Extracted data entries:
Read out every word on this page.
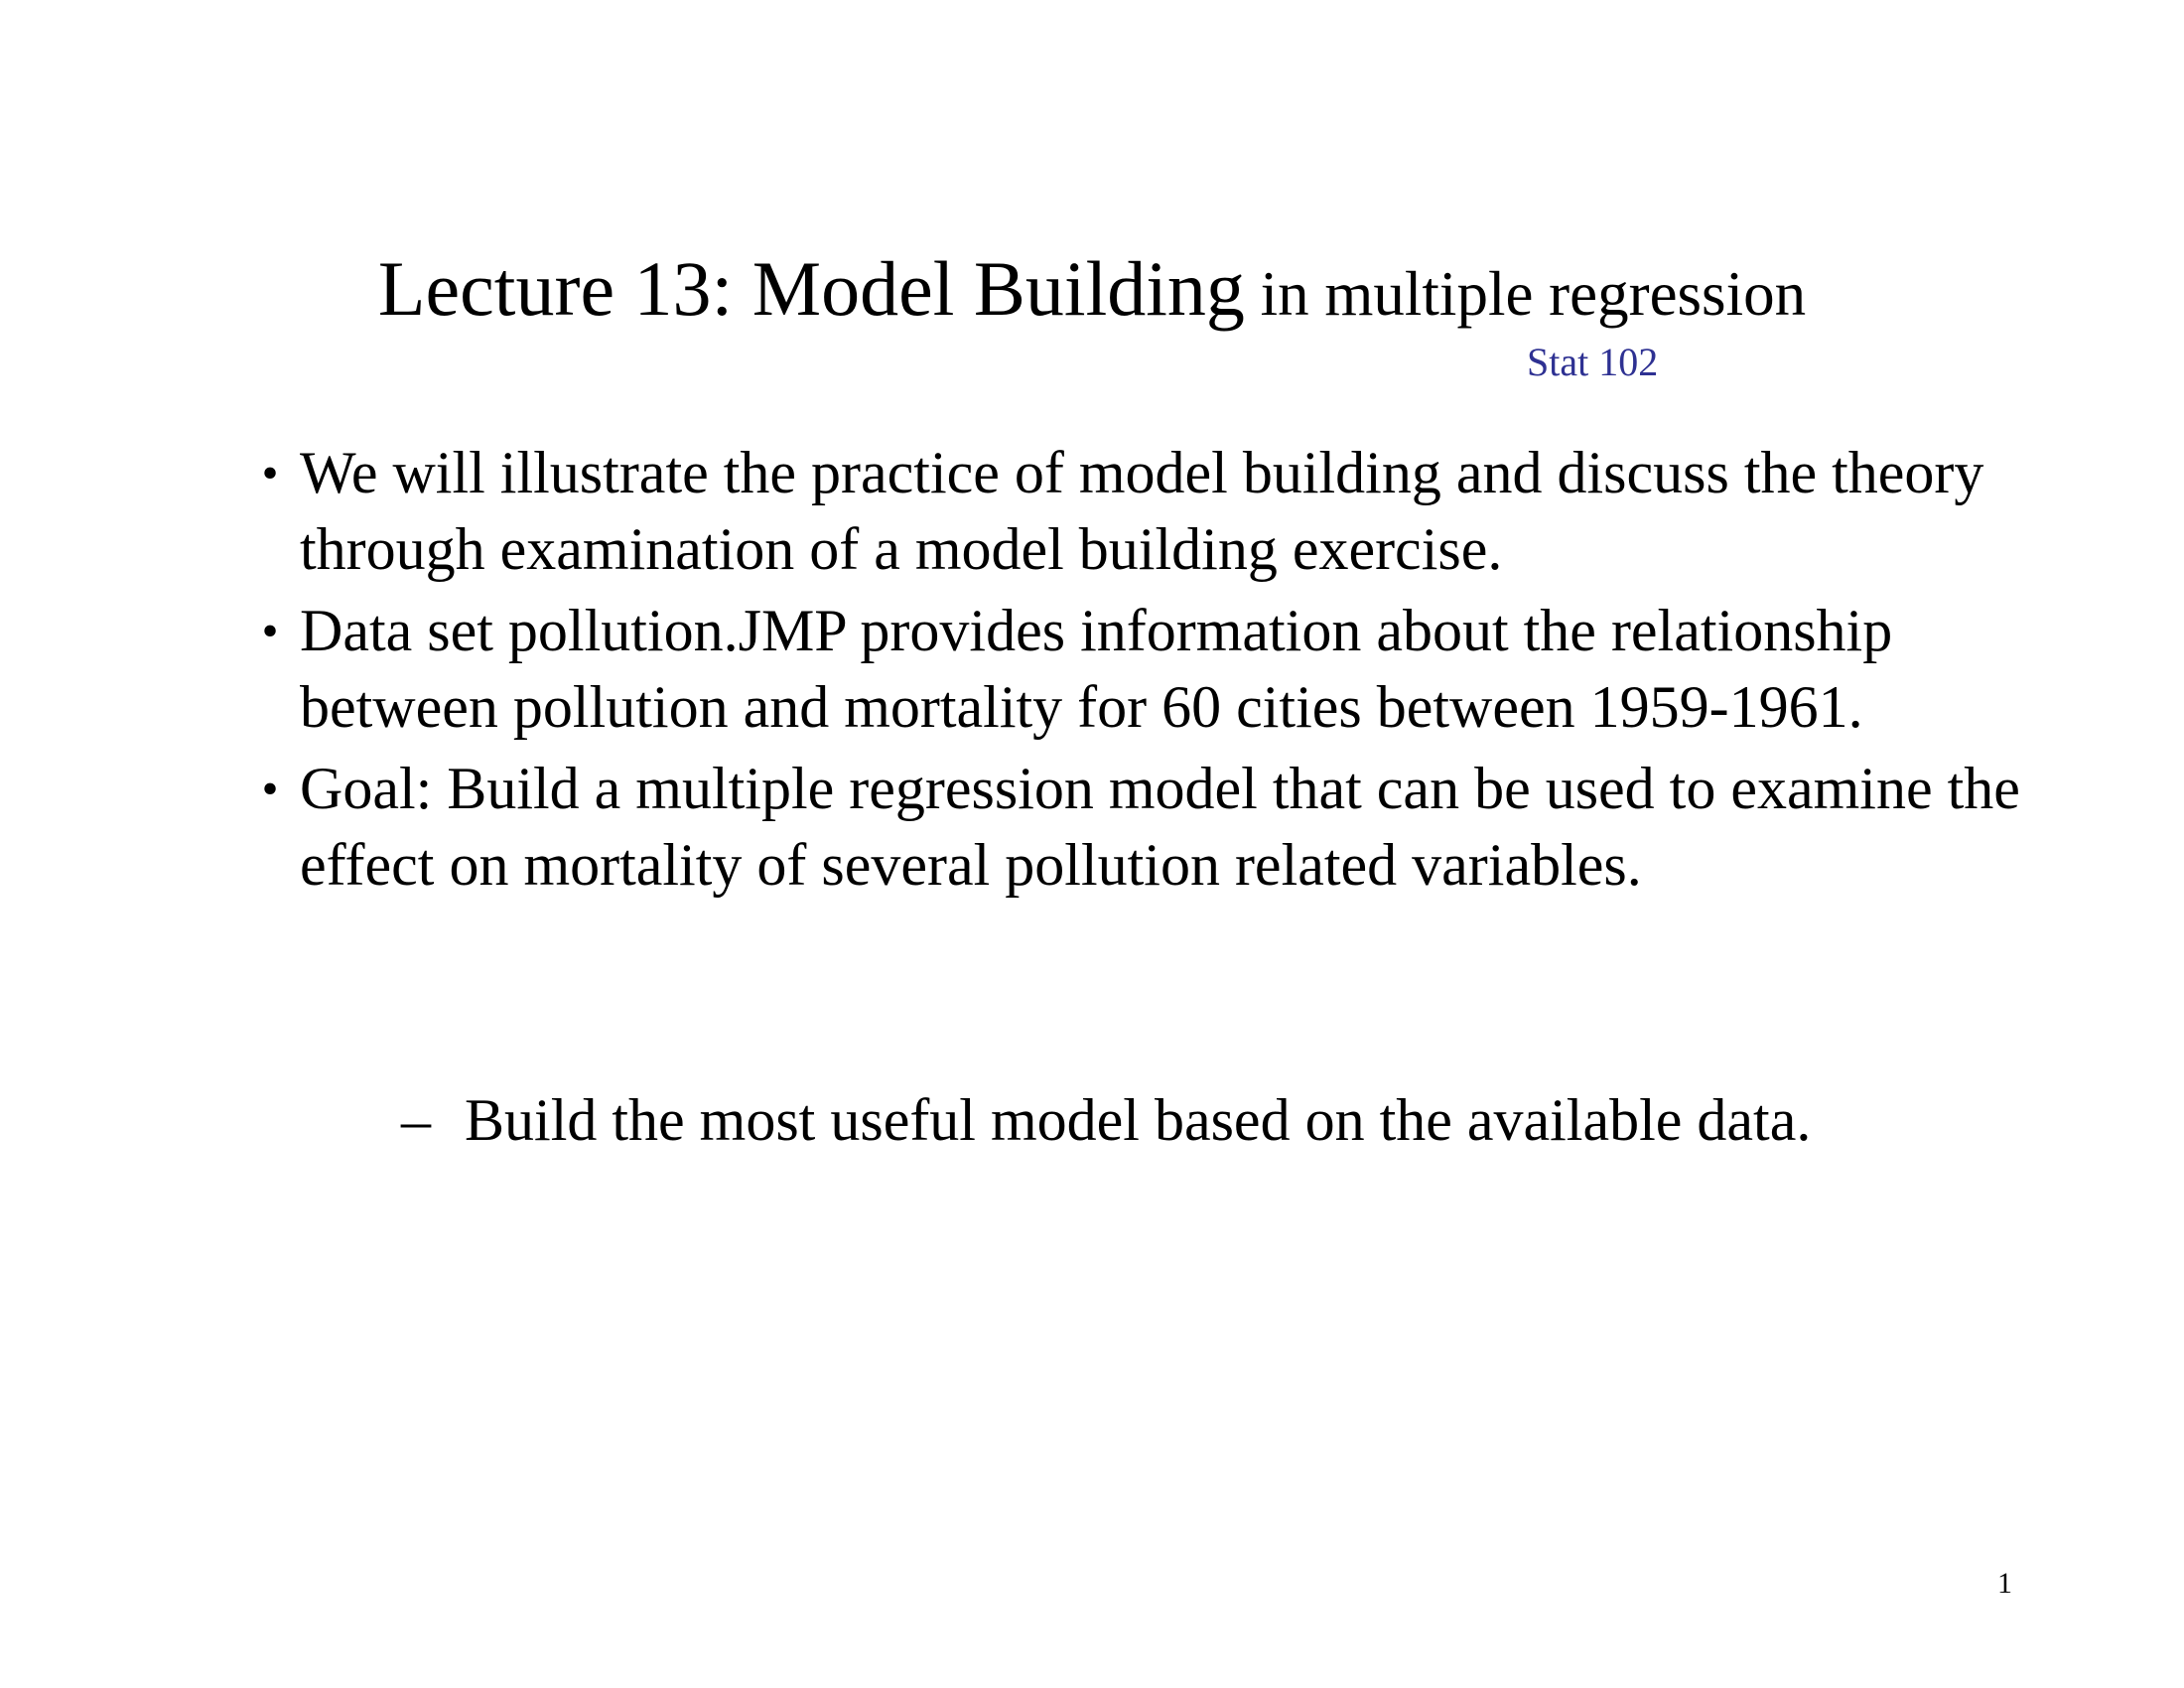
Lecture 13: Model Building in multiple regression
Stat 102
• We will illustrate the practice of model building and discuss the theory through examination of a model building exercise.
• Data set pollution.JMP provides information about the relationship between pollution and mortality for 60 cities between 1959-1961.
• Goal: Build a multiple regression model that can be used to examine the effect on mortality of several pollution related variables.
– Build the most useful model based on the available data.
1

- Exercise directions
Transcribe the material as is, with images omitted.

- Problem solution
Read out every word on this page.
Lecture 13: Model Building in multiple regression
Stat 102
• We will illustrate the practice of model building and discuss the theory through examination of a model building exercise.
• Data set pollution.JMP provides information about the relationship between pollution and mortality for 60 cities between 1959-1961.
• Goal: Build a multiple regression model that can be used to examine the effect on mortality of several pollution related variables.
– Build the most useful model based on the available data.
1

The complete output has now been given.